### INPUT
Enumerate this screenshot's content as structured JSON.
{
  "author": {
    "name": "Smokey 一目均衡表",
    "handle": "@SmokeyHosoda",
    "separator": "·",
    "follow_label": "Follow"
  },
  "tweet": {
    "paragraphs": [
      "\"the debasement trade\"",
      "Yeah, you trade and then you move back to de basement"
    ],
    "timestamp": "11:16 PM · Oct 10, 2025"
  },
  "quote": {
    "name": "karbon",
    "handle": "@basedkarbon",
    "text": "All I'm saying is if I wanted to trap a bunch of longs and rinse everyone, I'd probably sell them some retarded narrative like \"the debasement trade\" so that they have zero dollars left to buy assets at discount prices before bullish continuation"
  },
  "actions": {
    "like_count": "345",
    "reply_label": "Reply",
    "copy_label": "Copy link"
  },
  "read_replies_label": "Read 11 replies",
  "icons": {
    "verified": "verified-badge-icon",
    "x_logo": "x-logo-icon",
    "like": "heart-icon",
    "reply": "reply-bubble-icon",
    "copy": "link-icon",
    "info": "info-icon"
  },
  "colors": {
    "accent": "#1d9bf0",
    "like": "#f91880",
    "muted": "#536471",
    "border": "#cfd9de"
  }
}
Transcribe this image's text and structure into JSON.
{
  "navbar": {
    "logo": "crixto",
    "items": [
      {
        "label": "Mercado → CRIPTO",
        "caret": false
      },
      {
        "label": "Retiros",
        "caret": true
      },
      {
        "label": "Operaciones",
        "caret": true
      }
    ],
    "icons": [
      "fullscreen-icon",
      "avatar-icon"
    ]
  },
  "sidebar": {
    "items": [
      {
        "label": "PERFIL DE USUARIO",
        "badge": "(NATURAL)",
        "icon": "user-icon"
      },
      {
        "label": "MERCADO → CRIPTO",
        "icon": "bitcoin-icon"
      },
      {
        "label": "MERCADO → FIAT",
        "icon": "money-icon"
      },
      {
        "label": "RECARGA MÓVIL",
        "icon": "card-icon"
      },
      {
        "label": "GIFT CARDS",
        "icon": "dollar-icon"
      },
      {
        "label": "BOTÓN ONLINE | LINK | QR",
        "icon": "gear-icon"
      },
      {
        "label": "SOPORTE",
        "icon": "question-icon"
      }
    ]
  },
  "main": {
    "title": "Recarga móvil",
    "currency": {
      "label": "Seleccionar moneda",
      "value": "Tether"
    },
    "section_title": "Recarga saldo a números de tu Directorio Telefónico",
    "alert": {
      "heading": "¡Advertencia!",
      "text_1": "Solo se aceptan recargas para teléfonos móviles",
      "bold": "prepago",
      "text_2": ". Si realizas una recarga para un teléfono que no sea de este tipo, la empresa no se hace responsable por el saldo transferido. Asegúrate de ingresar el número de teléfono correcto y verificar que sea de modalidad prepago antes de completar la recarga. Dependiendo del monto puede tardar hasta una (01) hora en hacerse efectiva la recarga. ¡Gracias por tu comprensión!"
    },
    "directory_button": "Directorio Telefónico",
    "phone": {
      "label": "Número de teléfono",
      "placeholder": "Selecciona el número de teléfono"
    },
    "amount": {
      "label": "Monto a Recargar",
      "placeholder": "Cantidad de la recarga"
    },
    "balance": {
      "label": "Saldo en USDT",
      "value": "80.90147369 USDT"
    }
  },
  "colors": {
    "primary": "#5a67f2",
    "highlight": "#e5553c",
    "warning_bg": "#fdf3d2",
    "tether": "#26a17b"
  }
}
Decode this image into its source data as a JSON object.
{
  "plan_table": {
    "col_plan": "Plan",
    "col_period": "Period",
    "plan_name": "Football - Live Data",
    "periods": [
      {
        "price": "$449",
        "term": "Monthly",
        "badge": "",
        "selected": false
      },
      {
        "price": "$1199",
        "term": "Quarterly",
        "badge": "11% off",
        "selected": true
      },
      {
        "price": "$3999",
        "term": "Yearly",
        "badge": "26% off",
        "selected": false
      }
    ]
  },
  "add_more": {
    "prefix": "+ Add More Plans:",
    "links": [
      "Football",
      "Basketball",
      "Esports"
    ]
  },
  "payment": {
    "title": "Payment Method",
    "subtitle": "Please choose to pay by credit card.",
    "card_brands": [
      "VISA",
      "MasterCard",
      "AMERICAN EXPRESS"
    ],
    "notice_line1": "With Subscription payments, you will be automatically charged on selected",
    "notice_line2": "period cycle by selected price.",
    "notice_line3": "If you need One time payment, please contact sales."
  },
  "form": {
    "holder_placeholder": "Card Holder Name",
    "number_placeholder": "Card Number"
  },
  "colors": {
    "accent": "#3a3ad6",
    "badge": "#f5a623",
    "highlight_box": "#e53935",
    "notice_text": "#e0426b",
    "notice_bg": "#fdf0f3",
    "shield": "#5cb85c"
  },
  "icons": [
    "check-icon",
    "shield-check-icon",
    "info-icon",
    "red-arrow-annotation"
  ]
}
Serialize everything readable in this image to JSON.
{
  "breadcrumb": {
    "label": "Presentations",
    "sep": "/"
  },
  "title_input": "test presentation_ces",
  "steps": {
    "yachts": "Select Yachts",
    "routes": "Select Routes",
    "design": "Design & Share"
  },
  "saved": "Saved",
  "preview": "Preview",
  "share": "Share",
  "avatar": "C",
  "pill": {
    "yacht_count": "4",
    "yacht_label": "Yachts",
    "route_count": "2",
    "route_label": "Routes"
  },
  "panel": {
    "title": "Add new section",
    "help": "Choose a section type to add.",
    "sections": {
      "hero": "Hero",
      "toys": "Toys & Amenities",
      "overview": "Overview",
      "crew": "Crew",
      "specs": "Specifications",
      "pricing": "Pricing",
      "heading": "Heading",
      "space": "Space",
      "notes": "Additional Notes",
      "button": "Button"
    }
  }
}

### DIRECTION
Retype the material in full. Each word must match.

### FULL RESPONSE
Enumerate this screenshot's content as structured JSON.
{
  "author": {
    "name": "Smokey 一目均衡表",
    "handle": "@SmokeyHosoda",
    "separator": "·",
    "follow_label": "Follow"
  },
  "tweet": {
    "paragraphs": [
      "\"the debasement trade\"",
      "Yeah, you trade and then you move back to de basement"
    ],
    "timestamp": "11:16 PM · Oct 10, 2025"
  },
  "quote": {
    "name": "karbon",
    "handle": "@basedkarbon",
    "text": "All I'm saying is if I wanted to trap a bunch of longs and rinse everyone, I'd probably sell them some retarded narrative like \"the debasement trade\" so that they have zero dollars left to buy assets at discount prices before bullish continuation"
  },
  "actions": {
    "like_count": "345",
    "reply_label": "Reply",
    "copy_label": "Copy link"
  },
  "read_replies_label": "Read 11 replies",
  "icons": {
    "verified": "verified-badge-icon",
    "x_logo": "x-logo-icon",
    "like": "heart-icon",
    "reply": "reply-bubble-icon",
    "copy": "link-icon",
    "info": "info-icon"
  },
  "colors": {
    "accent": "#1d9bf0",
    "like": "#f91880",
    "muted": "#536471",
    "border": "#cfd9de"
  }
}
Transcribe this image's text and structure into JSON.
{
  "navbar": {
    "logo": "crixto",
    "items": [
      {
        "label": "Mercado → CRIPTO",
        "caret": false
      },
      {
        "label": "Retiros",
        "caret": true
      },
      {
        "label": "Operaciones",
        "caret": true
      }
    ],
    "icons": [
      "fullscreen-icon",
      "avatar-icon"
    ]
  },
  "sidebar": {
    "items": [
      {
        "label": "PERFIL DE USUARIO",
        "badge": "(NATURAL)",
        "icon": "user-icon"
      },
      {
        "label": "MERCADO → CRIPTO",
        "icon": "bitcoin-icon"
      },
      {
        "label": "MERCADO → FIAT",
        "icon": "money-icon"
      },
      {
        "label": "RECARGA MÓVIL",
        "icon": "card-icon"
      },
      {
        "label": "GIFT CARDS",
        "icon": "dollar-icon"
      },
      {
        "label": "BOTÓN ONLINE | LINK | QR",
        "icon": "gear-icon"
      },
      {
        "label": "SOPORTE",
        "icon": "question-icon"
      }
    ]
  },
  "main": {
    "title": "Recarga móvil",
    "currency": {
      "label": "Seleccionar moneda",
      "value": "Tether"
    },
    "section_title": "Recarga saldo a números de tu Directorio Telefónico",
    "alert": {
      "heading": "¡Advertencia!",
      "text_1": "Solo se aceptan recargas para teléfonos móviles",
      "bold": "prepago",
      "text_2": ". Si realizas una recarga para un teléfono que no sea de este tipo, la empresa no se hace responsable por el saldo transferido. Asegúrate de ingresar el número de teléfono correcto y verificar que sea de modalidad prepago antes de completar la recarga. Dependiendo del monto puede tardar hasta una (01) hora en hacerse efectiva la recarga. ¡Gracias por tu comprensión!"
    },
    "directory_button": "Directorio Telefónico",
    "phone": {
      "label": "Número de teléfono",
      "placeholder": "Selecciona el número de teléfono"
    },
    "amount": {
      "label": "Monto a Recargar",
      "placeholder": "Cantidad de la recarga"
    },
    "balance": {
      "label": "Saldo en USDT",
      "value": "80.90147369 USDT"
    }
  },
  "colors": {
    "primary": "#5a67f2",
    "highlight": "#e5553c",
    "warning_bg": "#fdf3d2",
    "tether": "#26a17b"
  }
}
Decode this image into its source data as a JSON object.
{
  "plan_table": {
    "col_plan": "Plan",
    "col_period": "Period",
    "plan_name": "Football - Live Data",
    "periods": [
      {
        "price": "$449",
        "term": "Monthly",
        "badge": "",
        "selected": false
      },
      {
        "price": "$1199",
        "term": "Quarterly",
        "badge": "11% off",
        "selected": true
      },
      {
        "price": "$3999",
        "term": "Yearly",
        "badge": "26% off",
        "selected": false
      }
    ]
  },
  "add_more": {
    "prefix": "+ Add More Plans:",
    "links": [
      "Football",
      "Basketball",
      "Esports"
    ]
  },
  "payment": {
    "title": "Payment Method",
    "subtitle": "Please choose to pay by credit card.",
    "card_brands": [
      "VISA",
      "MasterCard",
      "AMERICAN EXPRESS"
    ],
    "notice_line1": "With Subscription payments, you will be automatically charged on selected",
    "notice_line2": "period cycle by selected price.",
    "notice_line3": "If you need One time payment, please contact sales."
  },
  "form": {
    "holder_placeholder": "Card Holder Name",
    "number_placeholder": "Card Number"
  },
  "colors": {
    "accent": "#3a3ad6",
    "badge": "#f5a623",
    "highlight_box": "#e53935",
    "notice_text": "#e0426b",
    "notice_bg": "#fdf0f3",
    "shield": "#5cb85c"
  },
  "icons": [
    "check-icon",
    "shield-check-icon",
    "info-icon",
    "red-arrow-annotation"
  ]
}
Serialize everything readable in this image to JSON.
{
  "breadcrumb": {
    "label": "Presentations",
    "sep": "/"
  },
  "title_input": "test presentation_ces",
  "steps": {
    "yachts": "Select Yachts",
    "routes": "Select Routes",
    "design": "Design & Share"
  },
  "saved": "Saved",
  "preview": "Preview",
  "share": "Share",
  "avatar": "C",
  "pill": {
    "yacht_count": "4",
    "yacht_label": "Yachts",
    "route_count": "2",
    "route_label": "Routes"
  },
  "panel": {
    "title": "Add new section",
    "help": "Choose a section type to add.",
    "sections": {
      "hero": "Hero",
      "toys": "Toys & Amenities",
      "overview": "Overview",
      "crew": "Crew",
      "specs": "Specifications",
      "pricing": "Pricing",
      "heading": "Heading",
      "space": "Space",
      "notes": "Additional Notes",
      "button": "Button"
    }
  }
}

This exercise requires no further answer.